Wherever the string "will" appears in the listing, copy that line.

__________

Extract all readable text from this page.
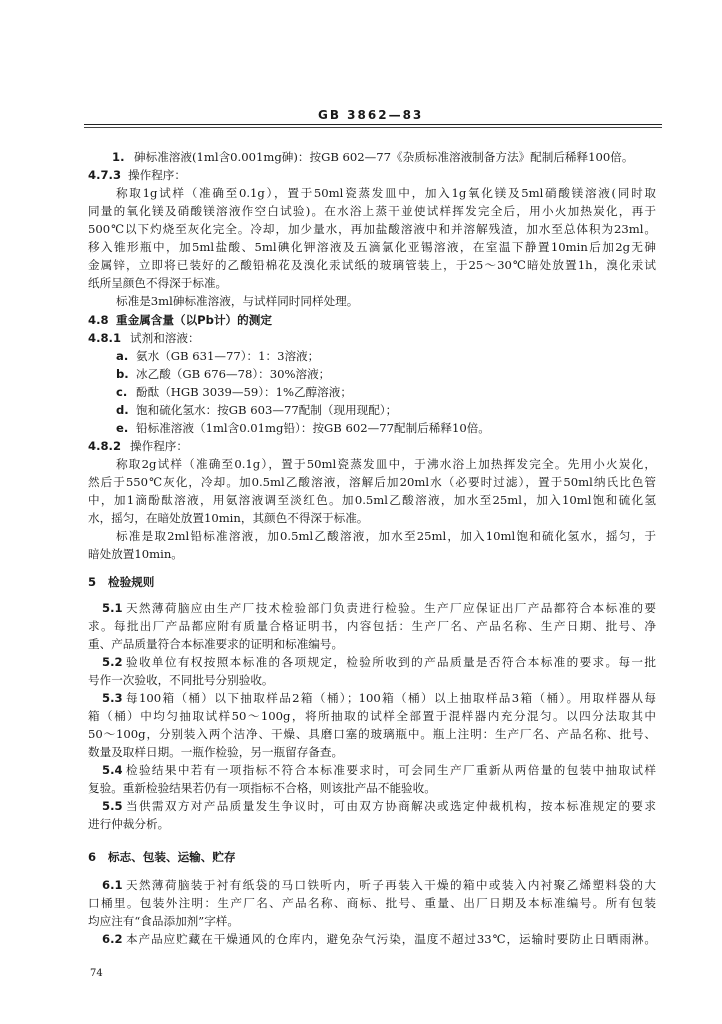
GB 3862—83
1. 砷标准溶液(1ml含0.001mg砷)：按GB 602—77《杂质标准溶液制备方法》配制后稀释100倍。
4.7.3 操作程序：
称取1g试样（准确至0.1g），置于50ml瓷蒸发皿中，加入1g氧化镁及5ml硝酸镁溶液(同时取
同量的氧化镁及硝酸镁溶液作空白试验)。在水浴上蒸干並使试样挥发完全后，用小火加热炭化，再于
500℃以下灼烧至灰化完全。冷却，加少量水，再加盐酸溶液中和并溶解残渣，加水至总体积为23ml。
移入锥形瓶中，加5ml盐酸、5ml碘化钾溶液及五滴氯化亚锡溶液，在室温下静置10min后加2g无砷
金属锌，立即将已装好的乙酸铅棉花及溴化汞试纸的玻璃管装上，于25～30℃暗处放置1h，溴化汞试
纸所呈颜色不得深于标准。
标准是3ml砷标准溶液，与试样同时同样处理。
4.8 重金属含量（以Pb计）的测定
4.8.1 试剂和溶液：
a. 氨水（GB 631—77）：1：3溶液；
b. 冰乙酸（GB 676—78）：30%溶液；
c. 酚酞（HGB 3039—59）：1%乙醇溶液；
d. 饱和硫化氢水：按GB 603—77配制（现用现配）；
e. 铅标准溶液（1ml含0.01mg铅）：按GB 602—77配制后稀释10倍。
4.8.2 操作程序：
称取2g试样（准确至0.1g），置于50ml瓷蒸发皿中，于沸水浴上加热挥发完全。先用小火炭化，
然后于550℃灰化，冷却。加0.5ml乙酸溶液，溶解后加20ml水（必要时过滤），置于50ml纳氏比色管
中，加1滴酚酞溶液，用氨溶液调至淡红色。加0.5ml乙酸溶液，加水至25ml，加入10ml饱和硫化氢
水，摇匀，在暗处放置10min，其颜色不得深于标准。
标准是取2ml铅标准溶液，加0.5ml乙酸溶液，加水至25ml，加入10ml饱和硫化氢水，摇匀，于
暗处放置10min。
5 检验规则
5.1 天然薄荷脑应由生产厂技术检验部门负责进行检验。生产厂应保证出厂产品都符合本标准的要
求。每批出厂产品都应附有质量合格证明书，内容包括：生产厂名、产品名称、生产日期、批号、净
重、产品质量符合本标准要求的证明和标准编号。
5.2 验收单位有权按照本标准的各项规定，检验所收到的产品质量是否符合本标准的要求。每一批
号作一次验收，不同批号分别验收。
5.3 每100箱（桶）以下抽取样品2箱（桶）；100箱（桶）以上抽取样品3箱（桶）。用取样器从每
箱（桶）中均匀抽取试样50～100g，将所抽取的试样全部置于混样器内充分混匀。以四分法取其中
50～100g，分别装入两个洁净、干燥、具磨口塞的玻璃瓶中。瓶上注明：生产厂名、产品名称、批号、
数量及取样日期。一瓶作检验，另一瓶留存备查。
5.4 检验结果中若有一项指标不符合本标准要求时，可会同生产厂重新从两倍量的包装中抽取试样
复验。重新检验结果若仍有一项指标不合格，则该批产品不能验收。
5.5 当供需双方对产品质量发生争议时，可由双方协商解决或选定仲裁机构，按本标准规定的要求
进行仲裁分析。
6 标志、包装、运输、贮存
6.1 天然薄荷脑装于衬有纸袋的马口铁听内，听子再装入干燥的箱中或装入内衬聚乙烯塑料袋的大
口桶里。包装外注明：生产厂名、产品名称、商标、批号、重量、出厂日期及本标准编号。所有包装
均应注有“食品添加剂”字样。
6.2 本产品应贮藏在干燥通风的仓库内，避免杂气污染，温度不超过33℃，运输时要防止日晒雨淋。
74
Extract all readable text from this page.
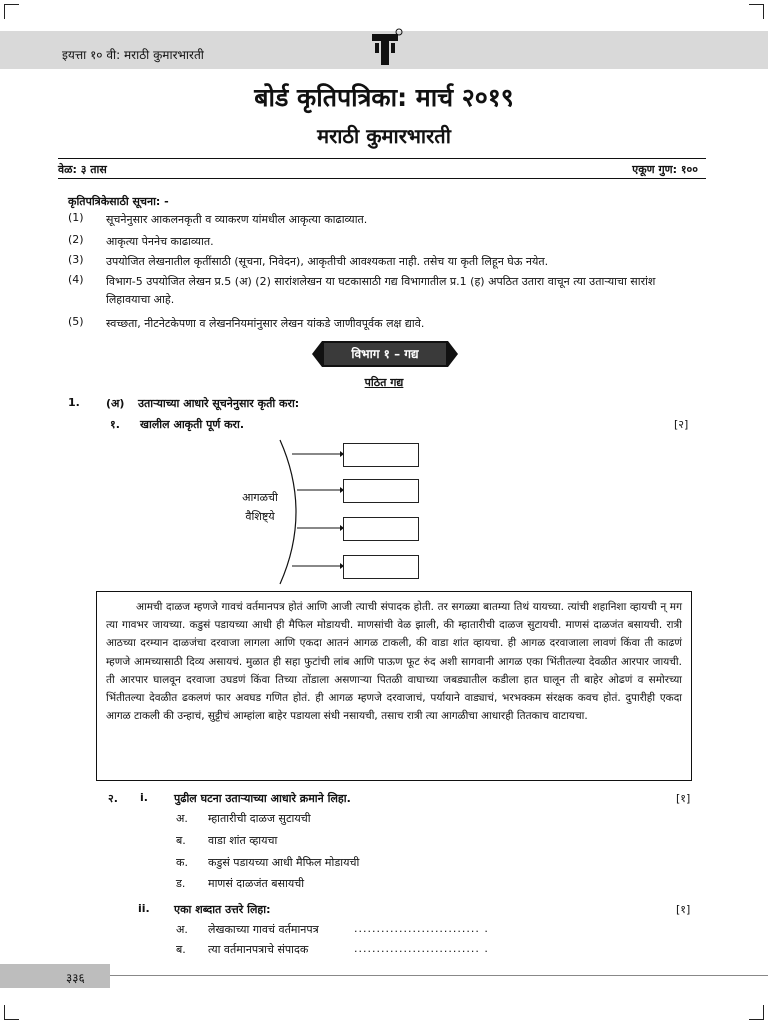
इयत्ता १० वी: मराठी कुमारभारती
बोर्ड कृतिपत्रिका: मार्च २०१९
मराठी कुमारभारती
वेळ: ३ तास	एकूण गुण: १००
कृतिपत्रिकेसाठी सूचना: -
(1) सूचनेनुसार आकलनकृती व व्याकरण यांमधील आकृत्या काढाव्यात.
(2) आकृत्या पेननेच काढाव्यात.
(3) उपयोजित लेखनातील कृतींसाठी (सूचना, निवेदन), आकृतीची आवश्यकता नाही. तसेच या कृती लिहून घेऊ नयेत.
(4) विभाग-5 उपयोजित लेखन प्र.5 (अ) (2) सारांशलेखन या घटकासाठी गद्य विभागातील प्र.1 (ह) अपठित उतारा वाचून त्या उताऱ्याचा सारांश लिहावयाचा आहे.
(5) स्वच्छता, नीटनेटकेपणा व लेखननियमांनुसार लेखन यांकडे जाणीवपूर्वक लक्ष द्यावे.
विभाग १ – गद्य
पठित गद्य
1. (अ) उताऱ्याच्या आधारे सूचनेनुसार कृती करा:
१. खालील आकृती पूर्ण करा.	[२]
आगळची
वैशिष्ट्ये

आमची दाळज म्हणजे गावचं वर्तमानपत्र होतं आणि आजी त्याची संपादक होती. तर सगळ्या बातम्या तिथं यायच्या. त्यांची शहानिशा व्हायची न् मग त्या गावभर जायच्या. कडुसं पडायच्या आधी ही मैफिल मोडायची. माणसांची वेळ झाली, की म्हातारीची दाळज सुटायची. माणसं दाळजंत बसायची. रात्री आठच्या दरम्यान दाळजंचा दरवाजा लागला आणि एकदा आतनं आगळ टाकली, की वाडा शांत व्हायचा. ही आगळ दरवाजाला लावणं किंवा ती काढणं म्हणजे आमच्यासाठी दिव्य असायचं. मुळात ही सहा फुटांची लांब आणि पाऊण फूट रुंद अशी सागवानी आगळ एका भिंतीतल्या देवळीत आरपार जायची. ती आरपार घालवून दरवाजा उघडणं किंवा तिच्या तोंडाला असणाऱ्या पितळी वाघाच्या जबड्यातील कडीला हात घालून ती बाहेर ओढणं व समोरच्या भिंतीतल्या देवळीत ढकलणं फार अवघड गणित होतं. ही आगळ म्हणजे दरवाजाचं, पर्यायाने वाड्याचं, भरभक्कम संरक्षक कवच होतं. दुपारीही एकदा आगळ टाकली की उन्हाचं, सुट्टीचं आम्हांला बाहेर पडायला संधी नसायची, तसाच रात्री त्या आगळीचा आधारही तितकाच वाटायचा.

२. i. पुढील घटना उताऱ्याच्या आधारे क्रमाने लिहा.	[१]
अ. म्हातारीची दाळज सुटायची
ब. वाडा शांत व्हायचा
क. कडुसं पडायच्या आधी मैफिल मोडायची
ड. माणसं दाळजंत बसायची
ii. एका शब्दात उत्तरे लिहा:	[१]
अ. लेखकाच्या गावचं वर्तमानपत्र	............................ .
ब. त्या वर्तमानपत्राचे संपादक	............................ .
३३६
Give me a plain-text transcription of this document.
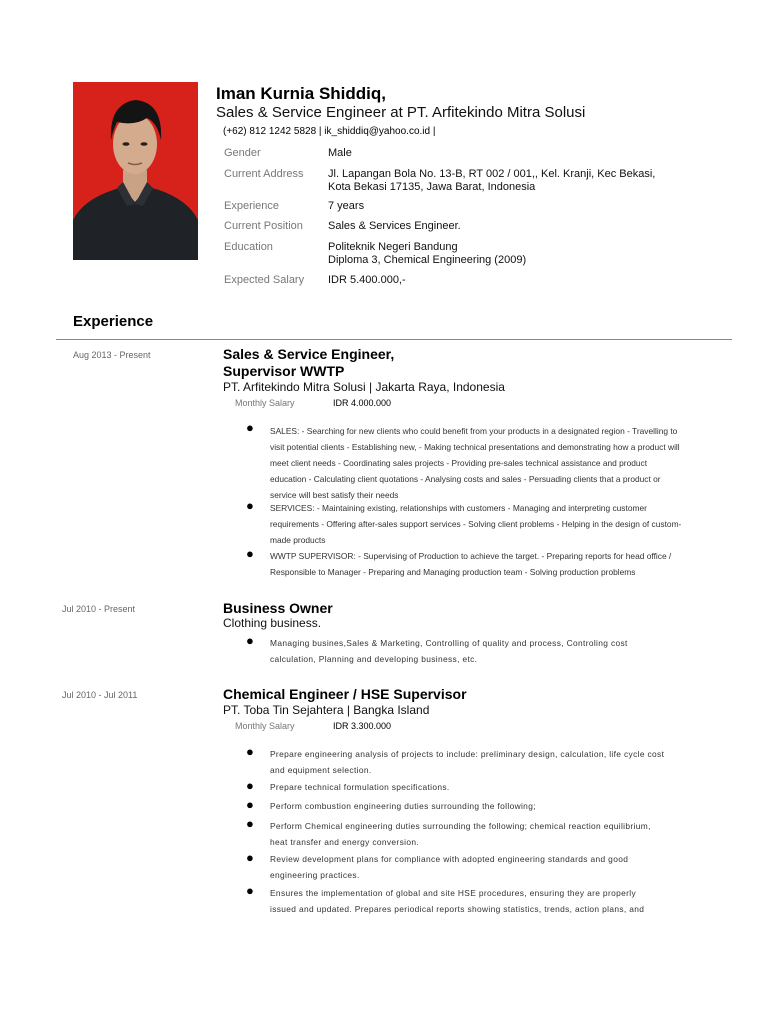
Iman Kurnia Shiddiq,
Sales & Service Engineer at PT. Arfitekindo Mitra Solusi
(+62) 812 1242 5828 | ik_shiddiq@yahoo.co.id |
Gender	Male
Current Address Jl. Lapangan Bola No. 13-B, RT 002 / 001,, Kel. Kranji, Kec Bekasi,
Kota Bekasi 17135, Jawa Barat, Indonesia
Experience	7 years
Current Position Sales & Services Engineer.
Education	Politeknik Negeri Bandung
Diploma 3, Chemical Engineering (2009)
Expected Salary IDR 5.400.000,-
Experience
Aug 2013 - Present	Sales & Service Engineer,
Supervisor WWTP
PT. Arfitekindo Mitra Solusi | Jakarta Raya, Indonesia
Monthly Salary	IDR 4.000.000
● SALES: - Searching for new clients who could benefit from your products in a designated region - Travelling to
visit potential clients - Establishing new, - Making technical presentations and demonstrating how a product will
meet client needs - Coordinating sales projects - Providing pre-sales technical assistance and product
education - Calculating client quotations - Analysing costs and sales - Persuading clients that a product or
service will best satisfy their needs
● SERVICES: - Maintaining existing, relationships with customers - Managing and interpreting customer
requirements - Offering after-sales support services - Solving client problems - Helping in the design of custom-
made products
● WWTP SUPERVISOR: - Supervising of Production to achieve the target. - Preparing reports for head office /
Responsible to Manager - Preparing and Managing production team - Solving production problems
Jul 2010 - Present	Business Owner
Clothing business.
● Managing busines,Sales & Marketing, Controlling of quality and process, Controling cost
calculation, Planning and developing business, etc.
Jul 2010 - Jul 2011	Chemical Engineer / HSE Supervisor
PT. Toba Tin Sejahtera | Bangka Island
Monthly Salary	IDR 3.300.000
● Prepare engineering analysis of projects to include: preliminary design, calculation, life cycle cost
and equipment selection.
● Prepare technical formulation specifications.
● Perform combustion engineering duties surrounding the following;
● Perform Chemical engineering duties surrounding the following; chemical reaction equilibrium,
heat transfer and energy conversion.
● Review development plans for compliance with adopted engineering standards and good
engineering practices.
● Ensures the implementation of global and site HSE procedures, ensuring they are properly
issued and updated. Prepares periodical reports showing statistics, trends, action plans, and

__________

=== CORRECT RESPONSE ===
visit potential clients - Establishing new, - Making technical presentations and demonstrating how a product will
service will best satisfy their needs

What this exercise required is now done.